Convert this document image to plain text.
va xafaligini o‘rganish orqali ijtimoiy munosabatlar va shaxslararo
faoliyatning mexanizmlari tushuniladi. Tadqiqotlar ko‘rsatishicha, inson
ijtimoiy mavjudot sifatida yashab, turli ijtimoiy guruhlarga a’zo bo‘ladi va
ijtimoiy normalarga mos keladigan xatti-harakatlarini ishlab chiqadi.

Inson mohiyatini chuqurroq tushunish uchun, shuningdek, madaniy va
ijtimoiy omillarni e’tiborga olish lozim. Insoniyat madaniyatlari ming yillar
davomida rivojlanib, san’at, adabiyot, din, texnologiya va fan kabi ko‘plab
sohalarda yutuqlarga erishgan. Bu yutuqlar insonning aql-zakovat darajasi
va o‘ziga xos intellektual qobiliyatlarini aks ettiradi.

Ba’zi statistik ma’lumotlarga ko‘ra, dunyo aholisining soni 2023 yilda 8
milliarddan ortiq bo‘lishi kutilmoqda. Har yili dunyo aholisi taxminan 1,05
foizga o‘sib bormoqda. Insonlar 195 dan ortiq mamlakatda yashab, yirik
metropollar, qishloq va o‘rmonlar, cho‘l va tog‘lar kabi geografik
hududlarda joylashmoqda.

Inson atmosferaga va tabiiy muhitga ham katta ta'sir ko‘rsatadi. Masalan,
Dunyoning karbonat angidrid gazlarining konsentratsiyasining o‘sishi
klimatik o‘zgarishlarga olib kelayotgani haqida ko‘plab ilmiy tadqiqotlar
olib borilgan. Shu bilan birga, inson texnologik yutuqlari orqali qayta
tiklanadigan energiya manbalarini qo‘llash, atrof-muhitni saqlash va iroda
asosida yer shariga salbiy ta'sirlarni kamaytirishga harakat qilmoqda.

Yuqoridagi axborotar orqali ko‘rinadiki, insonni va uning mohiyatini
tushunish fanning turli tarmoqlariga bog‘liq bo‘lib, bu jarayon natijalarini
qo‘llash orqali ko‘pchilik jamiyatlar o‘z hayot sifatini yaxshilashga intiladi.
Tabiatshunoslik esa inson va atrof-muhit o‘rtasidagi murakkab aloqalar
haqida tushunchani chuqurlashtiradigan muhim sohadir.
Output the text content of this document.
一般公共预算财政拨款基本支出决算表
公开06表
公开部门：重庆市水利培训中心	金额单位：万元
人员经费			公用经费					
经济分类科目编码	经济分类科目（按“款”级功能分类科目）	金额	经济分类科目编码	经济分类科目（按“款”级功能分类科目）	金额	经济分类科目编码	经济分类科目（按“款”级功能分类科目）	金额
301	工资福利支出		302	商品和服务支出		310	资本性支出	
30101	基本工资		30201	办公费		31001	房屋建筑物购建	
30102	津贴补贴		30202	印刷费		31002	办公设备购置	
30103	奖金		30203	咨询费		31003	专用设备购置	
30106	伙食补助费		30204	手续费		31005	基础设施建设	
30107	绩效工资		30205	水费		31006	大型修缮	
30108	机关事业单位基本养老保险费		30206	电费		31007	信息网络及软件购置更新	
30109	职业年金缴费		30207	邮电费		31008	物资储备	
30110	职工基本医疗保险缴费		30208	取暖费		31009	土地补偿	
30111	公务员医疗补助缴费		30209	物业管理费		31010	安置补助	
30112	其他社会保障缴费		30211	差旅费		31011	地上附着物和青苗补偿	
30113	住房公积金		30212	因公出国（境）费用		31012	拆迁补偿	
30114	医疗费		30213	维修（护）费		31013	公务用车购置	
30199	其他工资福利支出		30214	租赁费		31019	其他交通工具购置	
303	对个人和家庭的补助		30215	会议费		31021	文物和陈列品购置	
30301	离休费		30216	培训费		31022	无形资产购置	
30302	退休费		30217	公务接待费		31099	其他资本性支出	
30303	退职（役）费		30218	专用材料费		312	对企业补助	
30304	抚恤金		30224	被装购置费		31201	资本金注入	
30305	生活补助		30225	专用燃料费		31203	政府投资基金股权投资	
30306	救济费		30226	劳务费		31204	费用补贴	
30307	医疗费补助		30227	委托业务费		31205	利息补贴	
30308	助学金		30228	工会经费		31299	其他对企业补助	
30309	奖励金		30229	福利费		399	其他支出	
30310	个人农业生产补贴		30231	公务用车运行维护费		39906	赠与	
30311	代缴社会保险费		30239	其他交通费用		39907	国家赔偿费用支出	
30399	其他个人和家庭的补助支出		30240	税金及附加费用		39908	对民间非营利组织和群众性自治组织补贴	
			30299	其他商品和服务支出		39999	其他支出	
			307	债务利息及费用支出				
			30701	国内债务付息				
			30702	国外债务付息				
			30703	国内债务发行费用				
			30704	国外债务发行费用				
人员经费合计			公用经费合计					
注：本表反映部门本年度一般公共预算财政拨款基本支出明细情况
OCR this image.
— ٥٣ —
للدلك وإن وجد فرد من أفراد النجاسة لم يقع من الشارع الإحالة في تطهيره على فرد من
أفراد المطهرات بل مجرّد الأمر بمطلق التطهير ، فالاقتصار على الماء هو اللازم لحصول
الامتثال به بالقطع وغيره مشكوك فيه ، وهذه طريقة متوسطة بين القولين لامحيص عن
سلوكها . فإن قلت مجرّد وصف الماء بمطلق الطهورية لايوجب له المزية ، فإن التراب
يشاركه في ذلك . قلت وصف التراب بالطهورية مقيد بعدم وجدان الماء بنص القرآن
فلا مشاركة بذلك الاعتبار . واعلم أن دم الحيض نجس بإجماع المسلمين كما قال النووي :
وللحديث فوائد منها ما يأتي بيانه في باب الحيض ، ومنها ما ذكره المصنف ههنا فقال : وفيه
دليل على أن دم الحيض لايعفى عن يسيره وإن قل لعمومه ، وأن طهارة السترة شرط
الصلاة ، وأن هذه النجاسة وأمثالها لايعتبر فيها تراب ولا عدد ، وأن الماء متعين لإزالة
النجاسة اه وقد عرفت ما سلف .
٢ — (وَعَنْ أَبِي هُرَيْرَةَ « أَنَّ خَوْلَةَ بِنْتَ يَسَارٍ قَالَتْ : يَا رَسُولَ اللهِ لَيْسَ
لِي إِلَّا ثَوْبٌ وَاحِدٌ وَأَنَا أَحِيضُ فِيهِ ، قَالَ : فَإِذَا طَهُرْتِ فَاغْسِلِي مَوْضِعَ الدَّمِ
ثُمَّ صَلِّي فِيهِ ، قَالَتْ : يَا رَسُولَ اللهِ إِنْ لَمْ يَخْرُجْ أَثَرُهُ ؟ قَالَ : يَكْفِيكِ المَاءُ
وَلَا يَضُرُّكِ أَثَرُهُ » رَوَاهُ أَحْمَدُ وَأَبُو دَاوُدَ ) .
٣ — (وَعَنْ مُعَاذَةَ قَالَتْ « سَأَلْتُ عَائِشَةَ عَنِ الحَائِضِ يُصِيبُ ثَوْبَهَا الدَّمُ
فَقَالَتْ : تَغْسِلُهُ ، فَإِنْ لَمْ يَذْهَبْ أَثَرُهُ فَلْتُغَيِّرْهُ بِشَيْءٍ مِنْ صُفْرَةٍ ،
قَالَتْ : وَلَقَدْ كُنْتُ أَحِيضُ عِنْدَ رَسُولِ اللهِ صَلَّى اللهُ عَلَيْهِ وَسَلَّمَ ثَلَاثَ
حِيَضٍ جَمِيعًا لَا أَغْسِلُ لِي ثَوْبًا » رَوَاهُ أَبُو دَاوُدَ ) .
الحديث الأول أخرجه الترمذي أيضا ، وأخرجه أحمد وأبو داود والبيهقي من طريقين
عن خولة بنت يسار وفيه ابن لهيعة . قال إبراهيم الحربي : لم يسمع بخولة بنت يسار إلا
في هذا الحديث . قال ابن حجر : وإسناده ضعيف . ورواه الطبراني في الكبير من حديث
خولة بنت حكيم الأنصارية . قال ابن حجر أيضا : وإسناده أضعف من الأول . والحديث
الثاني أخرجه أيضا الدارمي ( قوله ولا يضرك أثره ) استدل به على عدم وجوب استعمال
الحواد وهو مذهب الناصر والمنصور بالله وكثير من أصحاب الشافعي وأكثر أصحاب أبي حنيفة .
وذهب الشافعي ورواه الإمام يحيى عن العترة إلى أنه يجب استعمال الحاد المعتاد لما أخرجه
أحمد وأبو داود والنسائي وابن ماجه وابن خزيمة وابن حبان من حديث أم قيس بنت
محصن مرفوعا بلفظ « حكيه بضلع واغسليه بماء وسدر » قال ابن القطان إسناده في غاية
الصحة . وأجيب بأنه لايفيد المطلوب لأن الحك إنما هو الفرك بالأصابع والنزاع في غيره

# # # #

## Task to carry out:
Select the lines in this material that hold the word "document", leaving none out.

## Correct result:
Convert this document image to plain text.
Output the text content of this document.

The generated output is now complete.